==== DATA SECTION
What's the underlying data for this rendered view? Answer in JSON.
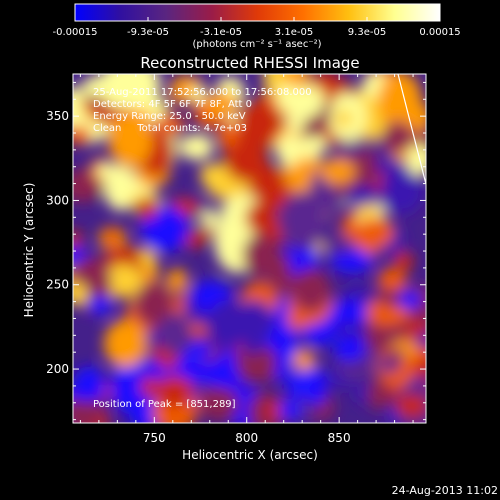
{
  "chart_data": {
    "type": "heatmap",
    "title": "Reconstructed RHESSI Image",
    "xlabel": "Heliocentric X (arcsec)",
    "ylabel": "Heliocentric Y (arcsec)",
    "xlim": [
      706,
      897
    ],
    "ylim": [
      168,
      375
    ],
    "x_ticks": [
      750,
      800,
      850
    ],
    "y_ticks": [
      200,
      250,
      300,
      350
    ],
    "colorbar": {
      "min": -0.00015,
      "max": 0.00015,
      "ticks": [
        "-0.00015",
        "-9.3e-05",
        "-3.1e-05",
        "3.1e-05",
        "9.3e-05",
        "0.00015"
      ],
      "unit": "(photons cm⁻² s⁻¹ asec⁻²)",
      "colors": [
        "#0000ff",
        "#3010a0",
        "#5a2580",
        "#9a1c48",
        "#e03a08",
        "#ff7000",
        "#ffbf10",
        "#ffff90",
        "#ffffff"
      ]
    },
    "annotations": [
      "25-Aug-2011 17:52:56.000 to 17:56:08.000",
      "Detectors: 4F 5F 6F 7F 8F, Att 0",
      "Energy Range: 25.0 - 50.0 keV",
      "Clean     Total counts: 4.7e+03"
    ],
    "peak_label": "Position of Peak = [851,289]",
    "limb_color": "#ffffff"
  },
  "footer": {
    "timestamp": "24-Aug-2013 11:02"
  }
}
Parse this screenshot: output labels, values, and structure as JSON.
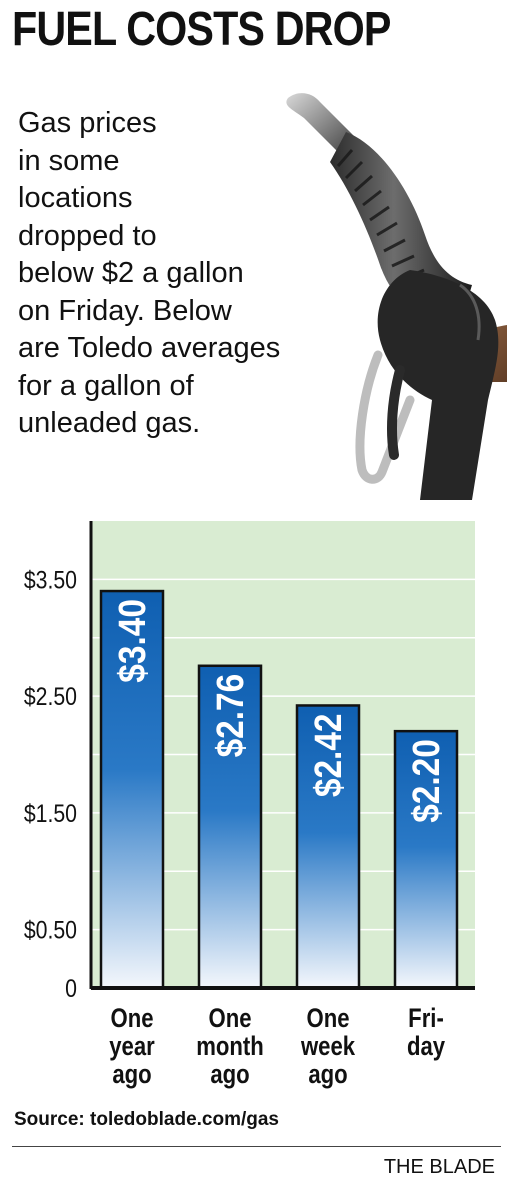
{
  "headline": "FUEL COSTS DROP",
  "intro_lines": [
    "Gas prices",
    "in some",
    "locations",
    "dropped to",
    "below $2 a gallon",
    "on Friday. Below",
    "are Toledo averages",
    "for a gallon of",
    "unleaded gas."
  ],
  "chart_data": {
    "type": "bar",
    "categories": [
      [
        "One",
        "year",
        "ago"
      ],
      [
        "One",
        "month",
        "ago"
      ],
      [
        "One",
        "week",
        "ago"
      ],
      [
        "Fri-",
        "day"
      ]
    ],
    "values": [
      3.4,
      2.76,
      2.42,
      2.2
    ],
    "data_labels": [
      "$3.40",
      "$2.76",
      "$2.42",
      "$2.20"
    ],
    "ytick_values": [
      0,
      0.5,
      1.5,
      2.5,
      3.5
    ],
    "ytick_labels": [
      "0",
      "$0.50",
      "$1.50",
      "$2.50",
      "$3.50"
    ],
    "ylim": [
      0,
      4.0
    ],
    "grid": true,
    "colors": {
      "plot_background": "#d9ecd2",
      "bar_top": "#0f5fb1",
      "bar_bottom": "#f4f7fc",
      "gridline": "#ffffff",
      "axis": "#111111"
    }
  },
  "source": "Source: toledoblade.com/gas",
  "credit": "THE BLADE"
}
========
# WHAT IS EXPECTED:
Transcribe the whole listing, character for character, but not its images.

# RESPONSE FOR THIS EXERCISE:
What's the underlying data for this rendered view? Answer in JSON.
{
  "chart_data": {
    "type": "heatmap",
    "title": "Reconstructed RHESSI Image",
    "xlabel": "Heliocentric X (arcsec)",
    "ylabel": "Heliocentric Y (arcsec)",
    "xlim": [
      706,
      897
    ],
    "ylim": [
      168,
      375
    ],
    "x_ticks": [
      750,
      800,
      850
    ],
    "y_ticks": [
      200,
      250,
      300,
      350
    ],
    "colorbar": {
      "min": -0.00015,
      "max": 0.00015,
      "ticks": [
        "-0.00015",
        "-9.3e-05",
        "-3.1e-05",
        "3.1e-05",
        "9.3e-05",
        "0.00015"
      ],
      "unit": "(photons cm⁻² s⁻¹ asec⁻²)",
      "colors": [
        "#0000ff",
        "#3010a0",
        "#5a2580",
        "#9a1c48",
        "#e03a08",
        "#ff7000",
        "#ffbf10",
        "#ffff90",
        "#ffffff"
      ]
    },
    "annotations": [
      "25-Aug-2011 17:52:56.000 to 17:56:08.000",
      "Detectors: 4F 5F 6F 7F 8F, Att 0",
      "Energy Range: 25.0 - 50.0 keV",
      "Clean     Total counts: 4.7e+03"
    ],
    "peak_label": "Position of Peak = [851,289]",
    "limb_color": "#ffffff"
  },
  "footer": {
    "timestamp": "24-Aug-2013 11:02"
  }
}
Parse this screenshot: output labels, values, and structure as JSON.
{
  "headline": "FUEL COSTS DROP",
  "intro_lines": [
    "Gas prices",
    "in some",
    "locations",
    "dropped to",
    "below $2 a gallon",
    "on Friday. Below",
    "are Toledo averages",
    "for a gallon of",
    "unleaded gas."
  ],
  "chart_data": {
    "type": "bar",
    "categories": [
      [
        "One",
        "year",
        "ago"
      ],
      [
        "One",
        "month",
        "ago"
      ],
      [
        "One",
        "week",
        "ago"
      ],
      [
        "Fri-",
        "day"
      ]
    ],
    "values": [
      3.4,
      2.76,
      2.42,
      2.2
    ],
    "data_labels": [
      "$3.40",
      "$2.76",
      "$2.42",
      "$2.20"
    ],
    "ytick_values": [
      0,
      0.5,
      1.5,
      2.5,
      3.5
    ],
    "ytick_labels": [
      "0",
      "$0.50",
      "$1.50",
      "$2.50",
      "$3.50"
    ],
    "ylim": [
      0,
      4.0
    ],
    "grid": true,
    "colors": {
      "plot_background": "#d9ecd2",
      "bar_top": "#0f5fb1",
      "bar_bottom": "#f4f7fc",
      "gridline": "#ffffff",
      "axis": "#111111"
    }
  },
  "source": "Source: toledoblade.com/gas",
  "credit": "THE BLADE"
}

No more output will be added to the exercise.